Rows from a figure dataset:
########

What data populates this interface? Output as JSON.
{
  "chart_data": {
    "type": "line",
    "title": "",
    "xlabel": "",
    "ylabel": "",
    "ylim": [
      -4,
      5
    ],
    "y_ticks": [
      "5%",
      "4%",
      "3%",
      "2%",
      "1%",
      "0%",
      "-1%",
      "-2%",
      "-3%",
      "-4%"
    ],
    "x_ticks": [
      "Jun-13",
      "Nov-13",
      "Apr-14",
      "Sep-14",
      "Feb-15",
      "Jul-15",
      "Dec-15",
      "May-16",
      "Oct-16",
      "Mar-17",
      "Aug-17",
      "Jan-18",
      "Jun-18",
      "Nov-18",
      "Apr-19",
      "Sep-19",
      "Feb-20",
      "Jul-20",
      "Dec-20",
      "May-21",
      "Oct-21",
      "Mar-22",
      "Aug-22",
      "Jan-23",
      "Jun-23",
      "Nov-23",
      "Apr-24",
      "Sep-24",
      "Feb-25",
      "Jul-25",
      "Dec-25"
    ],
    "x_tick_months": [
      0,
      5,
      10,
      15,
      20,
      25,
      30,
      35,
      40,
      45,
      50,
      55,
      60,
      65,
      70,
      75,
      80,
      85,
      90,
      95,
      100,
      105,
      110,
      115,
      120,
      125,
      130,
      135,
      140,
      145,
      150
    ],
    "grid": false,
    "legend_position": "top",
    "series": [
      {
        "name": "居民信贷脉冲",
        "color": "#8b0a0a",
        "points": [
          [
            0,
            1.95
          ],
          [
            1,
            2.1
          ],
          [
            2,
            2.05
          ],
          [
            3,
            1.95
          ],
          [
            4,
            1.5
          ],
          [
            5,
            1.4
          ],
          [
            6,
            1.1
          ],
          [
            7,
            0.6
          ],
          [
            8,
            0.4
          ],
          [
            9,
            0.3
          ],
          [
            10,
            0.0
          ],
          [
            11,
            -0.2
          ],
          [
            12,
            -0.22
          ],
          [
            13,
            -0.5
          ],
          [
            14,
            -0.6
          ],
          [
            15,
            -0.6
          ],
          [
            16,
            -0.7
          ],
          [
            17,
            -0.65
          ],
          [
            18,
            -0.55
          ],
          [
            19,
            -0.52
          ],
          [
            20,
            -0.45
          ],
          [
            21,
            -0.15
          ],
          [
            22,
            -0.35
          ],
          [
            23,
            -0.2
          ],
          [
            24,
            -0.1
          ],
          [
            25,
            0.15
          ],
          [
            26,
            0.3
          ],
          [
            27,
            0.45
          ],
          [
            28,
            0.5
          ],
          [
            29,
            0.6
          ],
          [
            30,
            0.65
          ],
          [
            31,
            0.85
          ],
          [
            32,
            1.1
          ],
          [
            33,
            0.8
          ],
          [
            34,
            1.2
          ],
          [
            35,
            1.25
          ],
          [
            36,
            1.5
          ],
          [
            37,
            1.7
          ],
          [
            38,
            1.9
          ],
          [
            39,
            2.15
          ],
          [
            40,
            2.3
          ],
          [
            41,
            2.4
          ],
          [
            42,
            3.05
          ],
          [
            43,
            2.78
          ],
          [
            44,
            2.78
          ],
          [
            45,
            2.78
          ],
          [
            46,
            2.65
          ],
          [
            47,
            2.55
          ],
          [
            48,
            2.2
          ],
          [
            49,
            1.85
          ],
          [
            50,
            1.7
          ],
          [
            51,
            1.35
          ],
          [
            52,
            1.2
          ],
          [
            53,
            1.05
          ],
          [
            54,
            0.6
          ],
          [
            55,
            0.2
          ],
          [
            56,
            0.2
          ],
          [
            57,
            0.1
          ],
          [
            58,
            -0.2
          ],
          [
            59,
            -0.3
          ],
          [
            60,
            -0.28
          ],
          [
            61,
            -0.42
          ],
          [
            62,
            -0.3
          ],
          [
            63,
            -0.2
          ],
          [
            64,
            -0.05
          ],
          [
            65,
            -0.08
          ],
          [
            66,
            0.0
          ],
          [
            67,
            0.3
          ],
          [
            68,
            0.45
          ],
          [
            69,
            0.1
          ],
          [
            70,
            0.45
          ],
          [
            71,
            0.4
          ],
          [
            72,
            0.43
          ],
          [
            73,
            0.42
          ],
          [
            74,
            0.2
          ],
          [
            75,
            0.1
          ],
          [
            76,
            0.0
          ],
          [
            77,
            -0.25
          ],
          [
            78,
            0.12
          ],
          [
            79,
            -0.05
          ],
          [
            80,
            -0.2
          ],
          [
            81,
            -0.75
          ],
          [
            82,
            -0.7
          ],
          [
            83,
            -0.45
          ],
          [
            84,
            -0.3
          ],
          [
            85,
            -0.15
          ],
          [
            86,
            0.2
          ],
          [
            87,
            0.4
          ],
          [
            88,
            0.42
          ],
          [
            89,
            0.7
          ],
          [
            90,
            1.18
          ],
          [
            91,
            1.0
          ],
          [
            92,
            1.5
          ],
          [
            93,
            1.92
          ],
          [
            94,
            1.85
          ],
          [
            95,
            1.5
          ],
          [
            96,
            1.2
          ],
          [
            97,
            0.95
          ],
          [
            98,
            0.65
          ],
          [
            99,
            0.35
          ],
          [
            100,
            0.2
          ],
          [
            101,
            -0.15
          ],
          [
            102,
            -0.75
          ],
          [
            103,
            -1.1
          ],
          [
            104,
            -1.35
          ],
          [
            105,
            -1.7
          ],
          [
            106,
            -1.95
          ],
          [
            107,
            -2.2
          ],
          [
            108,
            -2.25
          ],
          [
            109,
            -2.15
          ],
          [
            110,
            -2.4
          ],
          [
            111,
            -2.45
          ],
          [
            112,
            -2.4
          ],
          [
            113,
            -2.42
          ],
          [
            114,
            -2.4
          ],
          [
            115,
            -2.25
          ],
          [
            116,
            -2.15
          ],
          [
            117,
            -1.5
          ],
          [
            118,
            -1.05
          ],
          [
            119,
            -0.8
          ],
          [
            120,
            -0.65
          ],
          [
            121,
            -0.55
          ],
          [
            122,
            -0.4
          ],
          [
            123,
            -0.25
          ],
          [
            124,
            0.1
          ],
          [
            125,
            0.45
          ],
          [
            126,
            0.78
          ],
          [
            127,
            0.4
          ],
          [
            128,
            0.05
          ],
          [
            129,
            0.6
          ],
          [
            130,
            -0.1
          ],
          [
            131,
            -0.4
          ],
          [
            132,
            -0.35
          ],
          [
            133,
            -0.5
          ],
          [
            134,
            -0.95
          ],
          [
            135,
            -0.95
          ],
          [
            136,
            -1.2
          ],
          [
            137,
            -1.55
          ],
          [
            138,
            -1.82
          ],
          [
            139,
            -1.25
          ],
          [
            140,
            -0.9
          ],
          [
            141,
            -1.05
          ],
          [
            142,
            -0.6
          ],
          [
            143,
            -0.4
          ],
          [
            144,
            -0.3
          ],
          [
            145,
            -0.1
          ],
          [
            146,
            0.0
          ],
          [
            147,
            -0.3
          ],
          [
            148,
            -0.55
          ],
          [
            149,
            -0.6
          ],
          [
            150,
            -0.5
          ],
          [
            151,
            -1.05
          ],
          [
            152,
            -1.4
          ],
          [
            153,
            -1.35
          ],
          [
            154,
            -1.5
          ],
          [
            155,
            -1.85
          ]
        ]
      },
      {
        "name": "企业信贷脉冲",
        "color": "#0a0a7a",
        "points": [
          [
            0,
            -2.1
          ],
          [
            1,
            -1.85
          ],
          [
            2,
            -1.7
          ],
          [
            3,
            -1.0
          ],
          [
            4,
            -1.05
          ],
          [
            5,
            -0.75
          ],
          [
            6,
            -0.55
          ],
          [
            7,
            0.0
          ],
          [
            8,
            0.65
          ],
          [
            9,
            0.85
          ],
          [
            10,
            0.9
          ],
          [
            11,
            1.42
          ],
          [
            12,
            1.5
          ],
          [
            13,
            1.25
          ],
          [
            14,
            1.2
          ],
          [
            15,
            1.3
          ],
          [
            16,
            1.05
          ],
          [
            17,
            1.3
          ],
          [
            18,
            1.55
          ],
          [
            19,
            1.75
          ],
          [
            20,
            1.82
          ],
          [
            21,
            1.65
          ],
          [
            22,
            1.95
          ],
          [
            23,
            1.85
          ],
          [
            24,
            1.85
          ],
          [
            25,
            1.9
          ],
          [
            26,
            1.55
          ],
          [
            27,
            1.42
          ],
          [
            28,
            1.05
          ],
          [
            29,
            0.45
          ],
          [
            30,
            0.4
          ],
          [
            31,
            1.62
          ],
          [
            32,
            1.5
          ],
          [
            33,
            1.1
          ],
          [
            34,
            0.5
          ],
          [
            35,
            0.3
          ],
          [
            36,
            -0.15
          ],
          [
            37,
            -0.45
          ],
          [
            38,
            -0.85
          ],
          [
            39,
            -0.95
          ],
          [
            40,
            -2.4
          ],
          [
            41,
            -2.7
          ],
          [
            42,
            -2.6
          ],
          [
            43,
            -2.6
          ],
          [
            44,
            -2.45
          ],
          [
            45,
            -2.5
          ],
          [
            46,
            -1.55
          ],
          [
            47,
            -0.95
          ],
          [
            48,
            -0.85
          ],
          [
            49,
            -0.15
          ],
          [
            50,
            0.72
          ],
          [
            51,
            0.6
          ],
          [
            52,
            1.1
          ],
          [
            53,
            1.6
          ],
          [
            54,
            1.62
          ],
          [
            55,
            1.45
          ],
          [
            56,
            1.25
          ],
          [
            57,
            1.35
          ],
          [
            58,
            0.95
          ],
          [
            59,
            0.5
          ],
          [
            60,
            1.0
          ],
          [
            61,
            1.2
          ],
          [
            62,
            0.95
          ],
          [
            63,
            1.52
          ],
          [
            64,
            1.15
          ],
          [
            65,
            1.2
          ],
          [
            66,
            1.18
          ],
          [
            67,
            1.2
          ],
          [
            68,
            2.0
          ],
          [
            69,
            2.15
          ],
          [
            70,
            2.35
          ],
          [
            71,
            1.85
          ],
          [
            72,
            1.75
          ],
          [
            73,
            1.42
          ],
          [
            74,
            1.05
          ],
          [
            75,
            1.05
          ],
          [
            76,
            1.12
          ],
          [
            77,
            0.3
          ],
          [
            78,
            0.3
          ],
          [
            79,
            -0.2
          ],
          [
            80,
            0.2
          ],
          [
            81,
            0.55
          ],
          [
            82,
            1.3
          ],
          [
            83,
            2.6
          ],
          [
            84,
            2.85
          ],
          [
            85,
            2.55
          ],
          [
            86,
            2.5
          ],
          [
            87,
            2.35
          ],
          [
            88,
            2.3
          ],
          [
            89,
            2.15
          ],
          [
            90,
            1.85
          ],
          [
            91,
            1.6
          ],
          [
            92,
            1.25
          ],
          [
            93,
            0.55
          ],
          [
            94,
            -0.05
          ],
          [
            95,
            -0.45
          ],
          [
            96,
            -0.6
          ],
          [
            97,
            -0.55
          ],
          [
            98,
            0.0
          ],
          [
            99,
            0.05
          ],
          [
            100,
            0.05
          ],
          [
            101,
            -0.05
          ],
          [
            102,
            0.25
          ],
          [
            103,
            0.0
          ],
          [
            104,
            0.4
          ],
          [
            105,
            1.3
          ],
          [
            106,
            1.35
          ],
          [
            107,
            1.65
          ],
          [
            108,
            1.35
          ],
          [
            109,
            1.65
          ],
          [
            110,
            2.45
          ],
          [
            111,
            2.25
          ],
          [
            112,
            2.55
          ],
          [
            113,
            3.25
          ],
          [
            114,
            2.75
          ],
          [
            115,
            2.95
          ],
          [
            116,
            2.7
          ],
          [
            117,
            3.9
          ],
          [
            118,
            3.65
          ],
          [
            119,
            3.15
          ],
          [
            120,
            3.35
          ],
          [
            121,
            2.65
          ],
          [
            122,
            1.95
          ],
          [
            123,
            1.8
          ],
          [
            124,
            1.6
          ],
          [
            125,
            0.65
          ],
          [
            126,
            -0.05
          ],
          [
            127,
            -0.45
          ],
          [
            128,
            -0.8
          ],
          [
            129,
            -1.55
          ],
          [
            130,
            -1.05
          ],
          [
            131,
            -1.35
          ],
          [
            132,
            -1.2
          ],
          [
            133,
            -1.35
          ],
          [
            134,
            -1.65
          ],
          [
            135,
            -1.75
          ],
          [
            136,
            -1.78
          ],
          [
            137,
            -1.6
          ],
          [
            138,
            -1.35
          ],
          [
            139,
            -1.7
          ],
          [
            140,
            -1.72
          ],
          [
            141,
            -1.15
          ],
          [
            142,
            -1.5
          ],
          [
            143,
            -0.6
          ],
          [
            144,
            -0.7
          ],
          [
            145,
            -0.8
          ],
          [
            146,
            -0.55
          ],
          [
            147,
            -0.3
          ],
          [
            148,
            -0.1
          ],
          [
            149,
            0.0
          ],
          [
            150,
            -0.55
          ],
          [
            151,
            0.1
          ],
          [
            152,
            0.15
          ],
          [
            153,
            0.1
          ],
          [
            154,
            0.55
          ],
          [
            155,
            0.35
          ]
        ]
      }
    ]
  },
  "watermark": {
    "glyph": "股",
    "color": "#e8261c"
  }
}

########

From the entries above, copy every line that holds the word "color".

### RESPONSE BELOW
        "color": "#8b0a0a",
        "color": "#0a0a7a",
    "color": "#e8261c"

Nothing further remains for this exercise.